(Task directions): Lift out all lines below that contain "JSON".

(Information shown):
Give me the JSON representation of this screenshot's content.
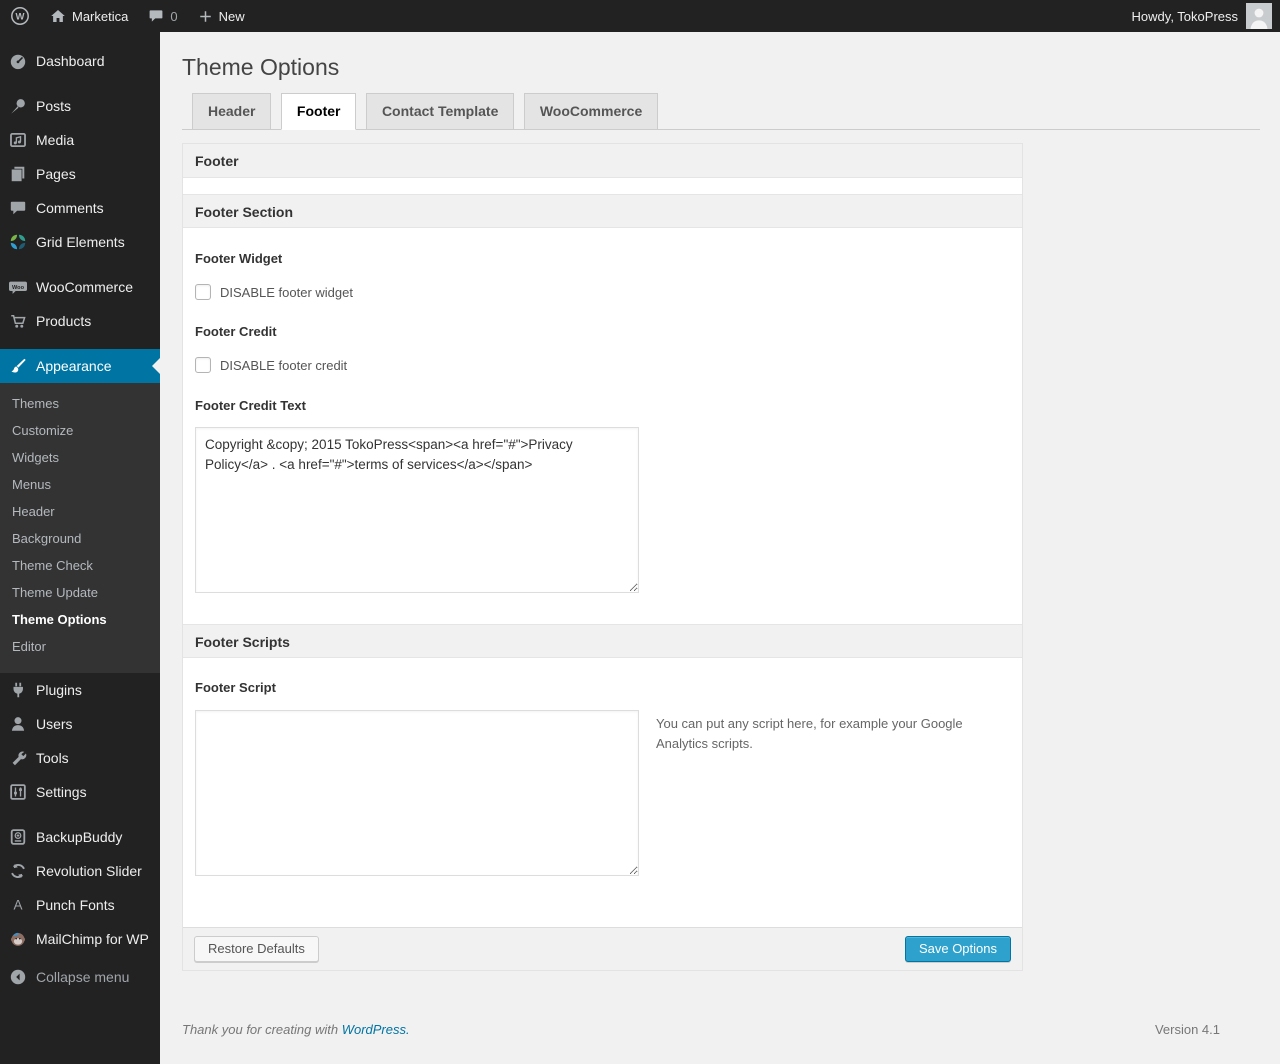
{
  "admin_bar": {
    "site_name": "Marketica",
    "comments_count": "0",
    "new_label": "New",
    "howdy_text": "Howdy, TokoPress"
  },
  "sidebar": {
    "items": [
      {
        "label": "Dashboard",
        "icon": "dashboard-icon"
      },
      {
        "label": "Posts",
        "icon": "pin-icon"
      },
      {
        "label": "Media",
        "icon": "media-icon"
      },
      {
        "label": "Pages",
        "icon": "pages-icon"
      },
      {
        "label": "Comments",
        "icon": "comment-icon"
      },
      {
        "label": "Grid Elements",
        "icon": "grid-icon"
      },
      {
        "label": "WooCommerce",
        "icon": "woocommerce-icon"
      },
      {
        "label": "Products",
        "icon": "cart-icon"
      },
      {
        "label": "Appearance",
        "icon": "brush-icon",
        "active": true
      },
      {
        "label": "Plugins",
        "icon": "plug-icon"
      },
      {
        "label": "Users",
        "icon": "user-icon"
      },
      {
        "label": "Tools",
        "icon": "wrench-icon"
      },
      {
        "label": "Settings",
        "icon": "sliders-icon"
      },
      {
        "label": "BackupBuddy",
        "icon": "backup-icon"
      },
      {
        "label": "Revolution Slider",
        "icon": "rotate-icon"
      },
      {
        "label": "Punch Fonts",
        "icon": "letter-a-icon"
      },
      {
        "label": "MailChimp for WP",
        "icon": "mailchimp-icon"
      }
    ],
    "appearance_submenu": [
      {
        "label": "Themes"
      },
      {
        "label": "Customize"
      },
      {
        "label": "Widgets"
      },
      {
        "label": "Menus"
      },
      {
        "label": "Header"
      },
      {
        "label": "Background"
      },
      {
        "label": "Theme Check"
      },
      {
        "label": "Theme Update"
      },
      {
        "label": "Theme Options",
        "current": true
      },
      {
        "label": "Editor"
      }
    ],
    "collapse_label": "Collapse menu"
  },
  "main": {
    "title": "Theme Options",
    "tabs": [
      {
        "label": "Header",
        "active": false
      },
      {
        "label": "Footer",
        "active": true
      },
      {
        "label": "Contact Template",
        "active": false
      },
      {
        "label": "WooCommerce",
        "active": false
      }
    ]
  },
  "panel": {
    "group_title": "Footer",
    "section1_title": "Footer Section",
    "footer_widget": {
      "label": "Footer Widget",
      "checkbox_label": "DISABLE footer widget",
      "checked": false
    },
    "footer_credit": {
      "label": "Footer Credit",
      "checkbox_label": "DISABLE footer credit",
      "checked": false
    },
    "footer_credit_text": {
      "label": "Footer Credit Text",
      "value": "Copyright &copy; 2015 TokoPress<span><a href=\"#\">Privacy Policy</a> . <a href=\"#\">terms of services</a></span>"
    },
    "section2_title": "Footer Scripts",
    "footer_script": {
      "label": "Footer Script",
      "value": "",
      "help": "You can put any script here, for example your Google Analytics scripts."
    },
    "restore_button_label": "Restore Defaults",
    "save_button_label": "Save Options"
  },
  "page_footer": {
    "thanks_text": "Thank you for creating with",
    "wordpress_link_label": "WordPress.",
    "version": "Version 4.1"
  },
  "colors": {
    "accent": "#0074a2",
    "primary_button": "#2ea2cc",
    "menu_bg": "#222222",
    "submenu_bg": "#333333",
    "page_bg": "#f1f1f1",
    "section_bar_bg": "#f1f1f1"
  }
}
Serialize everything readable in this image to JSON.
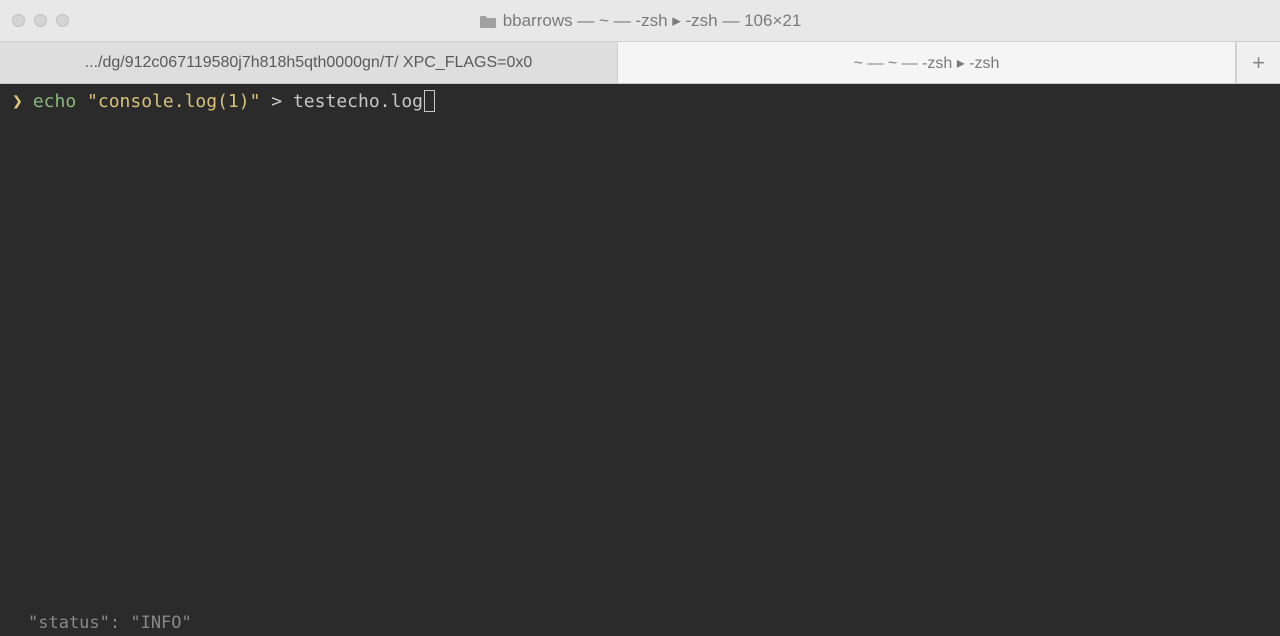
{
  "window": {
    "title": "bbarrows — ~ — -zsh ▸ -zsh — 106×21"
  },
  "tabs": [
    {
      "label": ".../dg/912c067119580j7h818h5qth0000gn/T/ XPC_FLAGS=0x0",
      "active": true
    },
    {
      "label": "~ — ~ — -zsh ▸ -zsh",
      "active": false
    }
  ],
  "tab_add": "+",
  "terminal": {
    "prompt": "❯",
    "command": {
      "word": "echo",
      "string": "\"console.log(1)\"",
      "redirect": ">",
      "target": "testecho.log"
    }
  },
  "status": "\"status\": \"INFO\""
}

(Answer for the task):
Give me the JSON representation of this screenshot's content.
Serialize everything readable in this image to JSON.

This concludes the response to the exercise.